→ **READING PASSAGE**
>>>>>

I’ll explain. I have for years run cars with diesel engines and, more often than not, quite large diesel engines at that. Just about the only thing I don’t like about them is how long they take to warm up of a cold and frosty morning. And that not only means fuel consumption to rival a Sherman tank, but it can also be an absolute age before the most miserable wisps of faintly heated air start to seep out of the air vents.
I can quite easily do an entire school run, unload the children with their teeth still chattering and not be properly warm until the moment I get home – which defeats the point.
The i8, with its tiny petrol engine, battery power and electric motors, is pumping proper heat into the cabin within not minutes but seconds. Most recently I returned on an overnight flight from far, far away and the i8’s interior was toasty before I was out of the long-term car park.
It’s just one more example of how easy it is to live with this car. Another is the seats. Recently Matt Prior and I had cause to drive the i8 from my home in the Welsh borders to a test track outside Paris and back again in one day. The 800-mile trip could have been purgatory for me in many other cars, but I got home without an ache. Without exaggeration and in this particular regard, I seriously doubt a 7 Series would have done that job any better.
Price £104,540 Price as tested £108,615 Economy 42.6mpg Faults None Expenses None Mileage 14,441
The one pictured above is the 4S Diesel, and with 4.0 litres of twin-turbo V8 power at its disposal, it gives a similar level of performance to that offered by the BMW’s 1.5 litres of three-pot single-turbo hybridised petrol power. How? Because once you’ve offset the Porsche’s extra power and torque against its half tonne of additional weight, they actually stack up pretty closely.
I’m a huge fan of both powertrains. Truth is, I’ve never driven a V8 diesel I didn’t like, and the Panamera’s velvet wallop is something to behold. But the i8 counters with a deliciously snarling soundtrack, despite some sneering at its synthesised nature.

<<<<<

→ **GIVEN EXERCISE A**
Rewrite the car review, beginning at the words "I’ll explain. I" and stopping after "the air vents.", with "frosty" changed to "icy".
→ **GIVEN EXERCISE B**
Please duplicate the lines of the records that begin at the line containing "10, 698, 35]" and stop after the line containing "464, 227, 480]".

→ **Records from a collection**
>>>>>

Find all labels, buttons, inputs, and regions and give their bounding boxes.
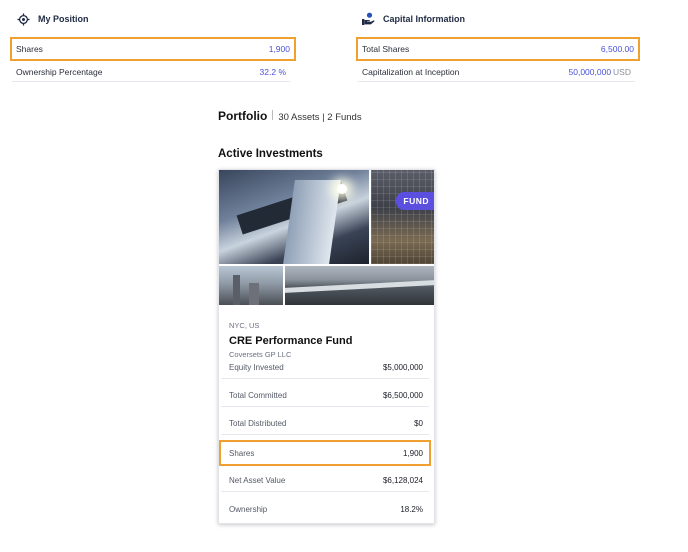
capital-inception-label: Capitalization at Inception <box>362 66 460 77</box>
position-shares-value: 1,900 <box>268 44 290 54</box>
position-ownership-row: Ownership Percentage 32.2 % <box>12 62 290 82</box>
card-row-total-distributed: Total Distributed $0 <box>221 413 429 435</box>
hand-coins-icon <box>361 12 375 26</box>
building-photo-2: FUND <box>371 170 434 264</box>
card-row-label: Ownership <box>229 504 268 514</box>
investment-location: NYC, US <box>229 321 260 330</box>
portfolio-header: Portfolio 30 Assets | 2 Funds <box>218 109 362 123</box>
capital-inception-unit: USD <box>613 66 631 77</box>
capital-information-title: Capital Information <box>383 14 466 24</box>
capital-total-shares-value: 6,500.00 <box>600 44 634 54</box>
card-row-value: $5,000,000 <box>382 363 423 372</box>
position-ownership-label: Ownership Percentage <box>16 66 103 77</box>
card-row-value: 18.2% <box>400 504 423 514</box>
portfolio-divider <box>272 110 274 120</box>
my-position-header: My Position <box>16 12 89 26</box>
card-row-value: 1,900 <box>402 448 423 458</box>
card-row-total-committed: Total Committed $6,500,000 <box>221 385 429 407</box>
card-row-label: Net Asset Value <box>229 476 286 485</box>
capital-total-shares-row: Total Shares 6,500.00 <box>356 37 640 61</box>
card-row-label: Equity Invested <box>229 363 284 372</box>
capital-inception-value: 50,000,000 USD <box>568 66 632 77</box>
investment-photo-collage: FUND <box>219 170 434 305</box>
card-row-ownership: Ownership 18.2% <box>221 498 429 520</box>
my-position-title: My Position <box>38 14 89 24</box>
portfolio-summary: 30 Assets | 2 Funds <box>278 112 362 123</box>
card-row-value: $0 <box>414 419 423 428</box>
position-ownership-value: 32.2 % <box>259 66 286 77</box>
card-row-equity-invested: Equity Invested $5,000,000 <box>221 357 429 379</box>
building-photo-4 <box>285 266 434 305</box>
fund-badge: FUND <box>396 192 434 210</box>
capital-information-header: Capital Information <box>361 12 465 26</box>
card-row-label: Shares <box>229 448 255 458</box>
building-photo-3 <box>219 266 283 305</box>
crosshair-icon <box>16 12 30 26</box>
card-row-label: Total Committed <box>229 391 287 400</box>
position-shares-label: Shares <box>16 44 43 54</box>
card-row-net-asset-value: Net Asset Value $6,128,024 <box>221 470 429 492</box>
investment-card[interactable]: FUND NYC, US CRE Performance Fund Covers… <box>218 169 435 524</box>
capital-inception-row: Capitalization at Inception 50,000,000 US… <box>358 62 635 82</box>
position-shares-row: Shares 1,900 <box>10 37 296 61</box>
card-row-value: $6,500,000 <box>382 391 423 400</box>
card-row-value: $6,128,024 <box>382 476 423 485</box>
capital-total-shares-label: Total Shares <box>362 44 410 54</box>
card-row-shares: Shares 1,900 <box>219 440 431 466</box>
card-row-label: Total Distributed <box>229 419 287 428</box>
building-photo-1 <box>219 170 369 264</box>
active-investments-title: Active Investments <box>218 148 323 160</box>
portfolio-title: Portfolio <box>218 109 268 123</box>
investment-name[interactable]: CRE Performance Fund <box>229 335 424 347</box>
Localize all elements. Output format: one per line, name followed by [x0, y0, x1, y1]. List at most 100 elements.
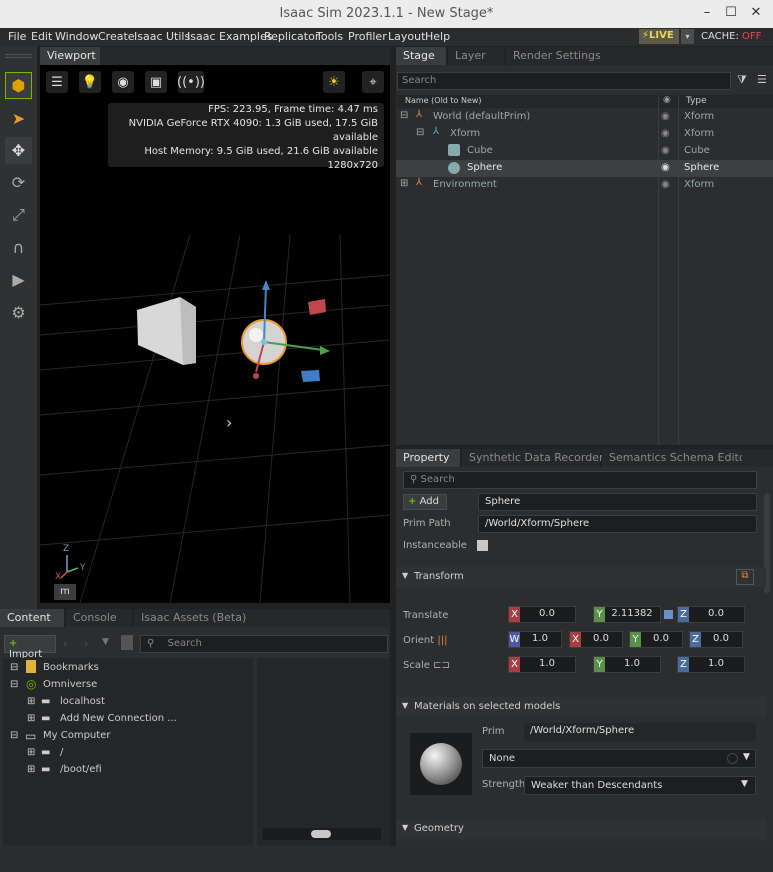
materials-section-header[interactable]: ▼ Materials on selected models	[396, 697, 766, 717]
snap-icon[interactable]: ∩	[5, 234, 32, 261]
material-prim-field[interactable]: /World/Xform/Sphere	[524, 723, 756, 741]
orient-w-field[interactable]: W 1.0	[508, 631, 562, 648]
scale-icon[interactable]: ⤢	[5, 201, 32, 228]
tab-viewport[interactable]: Viewport	[40, 47, 100, 65]
live-toggle[interactable]: ⚡LIVE	[639, 29, 679, 44]
geometry-section-header[interactable]: ▼ Geometry	[396, 819, 766, 839]
gizmo-plane-xz-icon[interactable]	[308, 299, 326, 315]
orient-y-field[interactable]: Y 0.0	[629, 631, 683, 648]
stage-row-xform[interactable]: ⊟ ⅄ Xform ◉ Xform	[396, 126, 773, 143]
transform-options-icon[interactable]: ⧉	[736, 569, 754, 585]
menu-create[interactable]: Create	[98, 30, 135, 43]
add-button[interactable]: + Add	[403, 494, 447, 510]
chevron-down-icon[interactable]: ▼	[741, 779, 748, 789]
tab-property[interactable]: Property	[396, 449, 460, 467]
viewport[interactable]: ☰ 💡 ◉ ▣ ((•)) ☀ ⌖ FPS: 223.95, Frame tim…	[40, 65, 390, 603]
chevron-right-icon[interactable]: ›	[226, 413, 232, 432]
bookmark-icon[interactable]	[121, 635, 133, 650]
transform-section-header[interactable]: ▼ Transform ⧉	[396, 567, 766, 587]
tab-semantics-schema-editor[interactable]: Semantics Schema Editor	[602, 449, 750, 467]
chevron-down-icon[interactable]: ▼	[743, 752, 750, 762]
stage-row-environment[interactable]: ⊞ ⅄ Environment ◉ Xform	[396, 177, 773, 194]
menu-icon[interactable]: ☰	[757, 73, 767, 86]
scale-z-field[interactable]: Z 1.0	[677, 656, 745, 673]
tree-item-my-computer[interactable]: My Computer	[43, 730, 110, 741]
visibility-eye-icon[interactable]: ◉	[661, 111, 670, 122]
property-search-input[interactable]: ⚲ Search	[403, 471, 757, 489]
tree-item-omniverse[interactable]: Omniverse	[43, 679, 97, 690]
close-icon[interactable]: ✕	[747, 5, 765, 20]
rotate-icon[interactable]: ⟳	[5, 169, 32, 196]
tree-item-localhost[interactable]: localhost	[60, 696, 105, 707]
live-dropdown-icon[interactable]: ▾	[681, 29, 694, 44]
visibility-eye-icon[interactable]: ◉	[661, 162, 670, 173]
orient-z-field[interactable]: Z 0.0	[689, 631, 743, 648]
orient-x-field[interactable]: X 0.0	[569, 631, 623, 648]
menu-profiler[interactable]: Profiler	[348, 30, 387, 43]
scrollbar-thumb[interactable]	[311, 830, 331, 838]
visibility-eye-icon[interactable]: ◉	[661, 145, 670, 156]
select-mode-icon[interactable]: ⬢	[5, 72, 32, 99]
stage-row-sphere[interactable]: Sphere ◉ Sphere	[396, 160, 773, 177]
translate-y-field[interactable]: Y 2.11382	[593, 606, 661, 623]
robot-icon[interactable]: ⚙	[5, 299, 32, 326]
maximize-icon[interactable]: ☐	[722, 5, 740, 20]
minimize-icon[interactable]: –	[698, 5, 716, 20]
collapse-icon[interactable]: ⊟	[416, 127, 424, 138]
tab-isaac-assets[interactable]: Isaac Assets (Beta)	[134, 609, 250, 627]
material-preview[interactable]	[410, 733, 472, 795]
translate-z-field[interactable]: Z 0.0	[677, 606, 745, 623]
visibility-eye-icon[interactable]: ◉	[661, 128, 670, 139]
gizmo-plane-yz-icon[interactable]	[301, 370, 320, 382]
material-select[interactable]: None ▼	[482, 749, 756, 768]
prim-path-field[interactable]: /World/Xform/Sphere	[478, 515, 757, 533]
menu-replicator[interactable]: Replicator	[264, 30, 319, 43]
visibility-eye-icon[interactable]: ◉	[661, 179, 670, 190]
expand-icon[interactable]: ⊞	[400, 178, 408, 189]
move-icon[interactable]: ✥	[5, 137, 32, 164]
collapse-icon[interactable]: ⊟	[10, 679, 18, 690]
tree-item-root[interactable]: /	[60, 747, 63, 758]
expand-icon[interactable]: ⊞	[27, 696, 35, 707]
import-button[interactable]: + Import	[4, 635, 56, 660]
scale-x-field[interactable]: X 1.0	[508, 656, 576, 673]
select-arrow-icon[interactable]: ➤	[5, 105, 32, 132]
menu-layout[interactable]: Layout	[388, 30, 425, 43]
menu-tools[interactable]: Tools	[316, 30, 343, 43]
menu-file[interactable]: File	[8, 30, 26, 43]
gizmo-y-arrow-icon[interactable]	[320, 346, 330, 355]
content-search-input[interactable]: ⚲ Search	[140, 635, 388, 653]
cache-status[interactable]: CACHE: OFF	[701, 31, 761, 42]
translate-x-field[interactable]: X 0.0	[508, 606, 576, 623]
tab-console[interactable]: Console	[66, 609, 132, 627]
instanceable-checkbox[interactable]	[477, 540, 488, 551]
strength-select[interactable]: Weaker than Descendants ▼	[524, 776, 756, 795]
filter-icon[interactable]: ⧩	[737, 73, 747, 87]
expand-icon[interactable]: ⊞	[27, 747, 35, 758]
tree-item-add-connection[interactable]: Add New Connection ...	[60, 713, 177, 724]
tab-render-settings[interactable]: Render Settings	[506, 47, 614, 65]
scale-y-field[interactable]: Y 1.0	[593, 656, 661, 673]
expand-icon[interactable]: ⊞	[27, 713, 35, 724]
history-dropdown-icon[interactable]: ▼	[102, 637, 109, 647]
translate-keyframe-icon[interactable]	[664, 610, 673, 619]
collapse-icon[interactable]: ⊟	[400, 110, 408, 121]
prim-name-field[interactable]: Sphere	[478, 493, 757, 511]
gizmo-x-handle-icon[interactable]	[253, 373, 259, 379]
collapse-icon[interactable]: ⊟	[10, 730, 18, 741]
tab-stage[interactable]: Stage	[396, 47, 446, 65]
stage-search-input[interactable]: Search	[397, 72, 731, 90]
menu-isaac-examples[interactable]: Isaac Examples	[187, 30, 272, 43]
collapse-icon[interactable]: ⊟	[10, 662, 18, 673]
tab-synthetic-data-recorder[interactable]: Synthetic Data Recorder	[462, 449, 604, 467]
menu-isaac-utils[interactable]: Isaac Utils	[134, 30, 190, 43]
menu-window[interactable]: Window	[55, 30, 98, 43]
gizmo-center-icon[interactable]	[261, 339, 267, 345]
tree-item-boot-efi[interactable]: /boot/efi	[60, 764, 102, 775]
horizontal-scrollbar[interactable]	[263, 828, 381, 840]
play-icon[interactable]: ▶	[5, 266, 32, 293]
tab-content[interactable]: Content	[0, 609, 64, 627]
forward-icon[interactable]: ›	[84, 637, 88, 650]
stage-row-world[interactable]: ⊟ ⅄ World (defaultPrim) ◉ Xform	[396, 109, 773, 126]
tab-layer[interactable]: Layer	[448, 47, 504, 65]
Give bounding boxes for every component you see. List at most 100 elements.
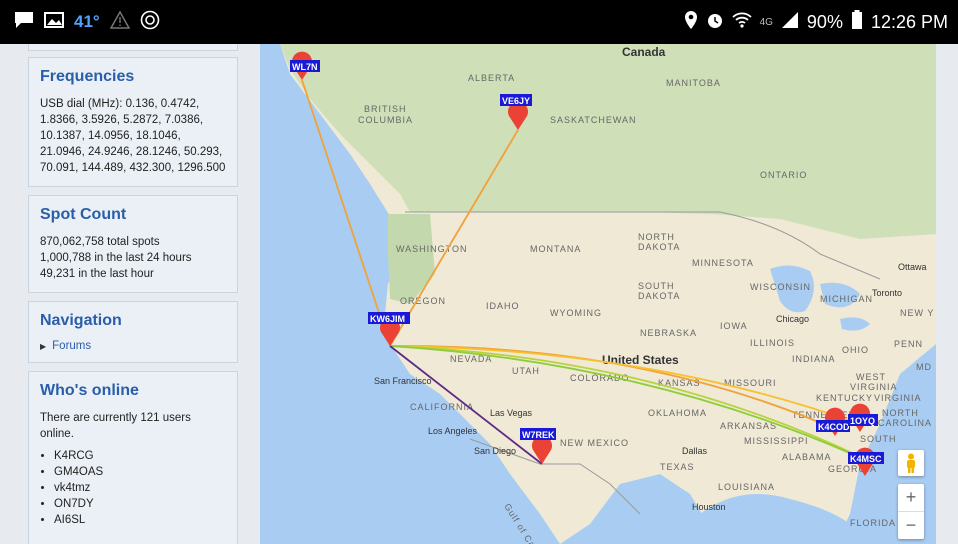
location-icon	[684, 10, 698, 35]
label-new-york: NEW Y	[900, 308, 934, 318]
station-ve6jy: VE6JY	[502, 96, 530, 106]
status-bar: 41° 4G 90% 12:26 PM	[0, 0, 958, 44]
label-united-states: United States	[602, 353, 679, 367]
label-south-carolina: SOUTH	[860, 434, 897, 444]
city-toronto: Toronto	[872, 288, 902, 298]
online-user[interactable]: GM4OAS	[54, 464, 227, 480]
label-kentucky: KENTUCKY	[816, 393, 873, 403]
label-north-dakota-2: DAKOTA	[638, 242, 680, 252]
label-md: MD	[916, 362, 932, 372]
sidebar: Frequencies USB dial (MHz): 0.136, 0.474…	[28, 44, 238, 544]
spot-last-hour: 49,231 in the last hour	[40, 268, 154, 280]
label-louisiana: LOUISIANA	[718, 482, 775, 492]
label-alabama: ALABAMA	[782, 452, 832, 462]
frequencies-block: Frequencies USB dial (MHz): 0.136, 0.474…	[28, 57, 238, 187]
canada-forest	[280, 44, 936, 239]
station-kw6jim: KW6JIM	[370, 314, 405, 324]
city-san-francisco: San Francisco	[374, 376, 432, 386]
label-oklahoma: OKLAHOMA	[648, 408, 707, 418]
label-new-mexico: NEW MEXICO	[560, 438, 629, 448]
label-west-virginia-1: WEST	[856, 372, 886, 382]
city-chicago: Chicago	[776, 314, 809, 324]
warning-icon	[109, 9, 131, 34]
clock: 12:26 PM	[870, 11, 948, 32]
city-dallas: Dallas	[682, 446, 708, 456]
label-north-carolina-1: NORTH	[882, 408, 919, 418]
label-british-2: COLUMBIA	[358, 115, 413, 125]
label-michigan: MICHIGAN	[820, 294, 873, 304]
message-icon	[14, 11, 34, 34]
label-texas: TEXAS	[660, 462, 695, 472]
page-margin-right	[936, 44, 958, 544]
label-mississippi: MISSISSIPPI	[744, 436, 809, 446]
label-north-carolina-2: CAROLINA	[878, 418, 932, 428]
label-canada: Canada	[622, 45, 666, 59]
online-user[interactable]: AI6SL	[54, 512, 227, 528]
label-ontario: ONTARIO	[760, 170, 807, 180]
label-virginia: VIRGINIA	[874, 393, 922, 403]
network-type: 4G	[759, 16, 773, 28]
label-illinois: ILLINOIS	[750, 338, 795, 348]
frequencies-title: Frequencies	[40, 68, 135, 85]
battery-icon	[851, 9, 863, 35]
station-k4msc: K4MSC	[850, 454, 882, 464]
triangle-right-icon: ▶	[40, 341, 47, 351]
station-k4cod: K4COD	[818, 422, 850, 432]
alarm-icon	[706, 11, 724, 34]
whos-online-title: Who's online	[40, 382, 139, 399]
online-user[interactable]: vk4tmz	[54, 480, 227, 496]
street-view-pegman-icon[interactable]	[898, 450, 924, 476]
city-houston: Houston	[692, 502, 726, 512]
signal-icon	[781, 11, 799, 34]
whos-online-block: Who's online There are currently 121 use…	[28, 371, 238, 544]
label-indiana: INDIANA	[792, 354, 836, 364]
city-san-diego: San Diego	[474, 446, 516, 456]
navigation-block: Navigation ▶ Forums	[28, 301, 238, 363]
label-nebraska: NEBRASKA	[640, 328, 697, 338]
label-south-dakota-1: SOUTH	[638, 281, 675, 291]
online-user[interactable]: ON7DY	[54, 496, 227, 512]
label-manitoba: MANITOBA	[666, 78, 721, 88]
label-penn: PENN	[894, 339, 923, 349]
online-users-list: K4RCG GM4OAS vk4tmz ON7DY AI6SL	[40, 448, 227, 528]
spot-last-24h: 1,000,788 in the last 24 hours	[40, 252, 192, 264]
page-content: Frequencies USB dial (MHz): 0.136, 0.474…	[0, 44, 958, 544]
zoom-in-button[interactable]: +	[898, 484, 924, 512]
label-saskatchewan: SASKATCHEWAN	[550, 115, 637, 125]
station-wl7n: WL7N	[292, 62, 318, 72]
zoom-out-button[interactable]: −	[898, 512, 924, 539]
spot-total: 870,062,758 total spots	[40, 236, 160, 248]
label-washington: WASHINGTON	[396, 244, 468, 254]
forums-link-label: Forums	[52, 340, 92, 352]
label-montana: MONTANA	[530, 244, 581, 254]
label-iowa: IOWA	[720, 321, 748, 331]
temperature: 41°	[74, 12, 100, 31]
label-utah: UTAH	[512, 366, 540, 376]
label-wyoming: WYOMING	[550, 308, 602, 318]
map-canvas[interactable]: Canada ALBERTA MANITOBA BRITISH COLUMBIA…	[260, 44, 936, 544]
spot-count-title: Spot Count	[40, 206, 127, 223]
frequencies-text: USB dial (MHz): 0.136, 0.4742, 1.8366, 3…	[40, 98, 226, 174]
label-arkansas: ARKANSAS	[720, 421, 777, 431]
spot-map[interactable]: Canada ALBERTA MANITOBA BRITISH COLUMBIA…	[260, 44, 936, 544]
battery-percent: 90%	[806, 11, 843, 32]
notification-count-icon	[140, 10, 160, 35]
label-british-1: BRITISH	[364, 104, 407, 114]
navigation-title: Navigation	[40, 312, 122, 329]
city-ottawa: Ottawa	[898, 262, 927, 272]
whos-online-text: There are currently 121 users online.	[40, 412, 191, 440]
label-idaho: IDAHO	[486, 301, 520, 311]
label-oregon: OREGON	[400, 296, 446, 306]
spot-count-block: Spot Count 870,062,758 total spots 1,000…	[28, 195, 238, 293]
zoom-controls: + −	[898, 484, 924, 539]
wifi-icon	[731, 11, 752, 34]
image-icon	[44, 11, 64, 34]
city-las-vegas: Las Vegas	[490, 408, 533, 418]
online-user[interactable]: K4RCG	[54, 448, 227, 464]
label-wisconsin: WISCONSIN	[750, 282, 811, 292]
city-los-angeles: Los Angeles	[428, 426, 478, 436]
label-north-dakota-1: NORTH	[638, 232, 675, 242]
label-south-dakota-2: DAKOTA	[638, 291, 680, 301]
station-w1oyq: 1OYQ	[850, 416, 875, 426]
forums-link[interactable]: ▶ Forums	[40, 340, 227, 352]
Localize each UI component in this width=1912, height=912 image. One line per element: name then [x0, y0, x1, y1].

<<<<<

→ **CORRECT RESPONSE A**
I’ll explain. I have for years run cars with diesel engines and, more often than not, quite large diesel engines at that. Just about the only thing I don’t like about them is how long they take to warm up of a cold and icy morning. And that not only means fuel consumption to rival a Sherman tank, but it can also be an absolute age before the most miserable wisps of faintly heated air start to seep out of the air vents.

→ **CORRECT RESPONSE B**
location-icon	[684, 10, 698, 35]
label-new-york: NEW Y	[900, 308, 934, 318]
station-ve6jy: VE6JY	[502, 96, 530, 106]
status-bar: 41° 4G 90% 12:26 PM	[0, 0, 958, 44]
label-united-states: United States	[602, 353, 679, 367]
label-south-carolina: SOUTH	[860, 434, 897, 444]
city-toronto: Toronto	[872, 288, 902, 298]
online-user[interactable]: GM4OAS	[54, 464, 227, 480]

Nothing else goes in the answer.